(Items from a data source)

---------------

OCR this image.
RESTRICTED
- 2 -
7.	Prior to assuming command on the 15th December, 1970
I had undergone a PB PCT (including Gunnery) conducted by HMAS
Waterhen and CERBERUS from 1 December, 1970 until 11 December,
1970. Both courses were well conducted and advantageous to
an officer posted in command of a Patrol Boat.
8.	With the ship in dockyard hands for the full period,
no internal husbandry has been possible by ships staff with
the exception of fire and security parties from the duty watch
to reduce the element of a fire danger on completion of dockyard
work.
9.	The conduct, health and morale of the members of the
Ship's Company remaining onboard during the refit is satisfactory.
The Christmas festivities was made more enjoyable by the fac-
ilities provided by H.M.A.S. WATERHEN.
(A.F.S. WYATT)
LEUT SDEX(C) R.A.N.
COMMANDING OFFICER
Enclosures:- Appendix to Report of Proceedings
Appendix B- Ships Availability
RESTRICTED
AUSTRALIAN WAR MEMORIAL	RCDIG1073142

---------------

◆ Problem
Using the listing above, return all lines where the word "conducted" occurs.

◆ Response to the task
I had undergone a PB PCT (including Gunnery) conducted by HMAS
1970. Both courses were well conducted and advantageous to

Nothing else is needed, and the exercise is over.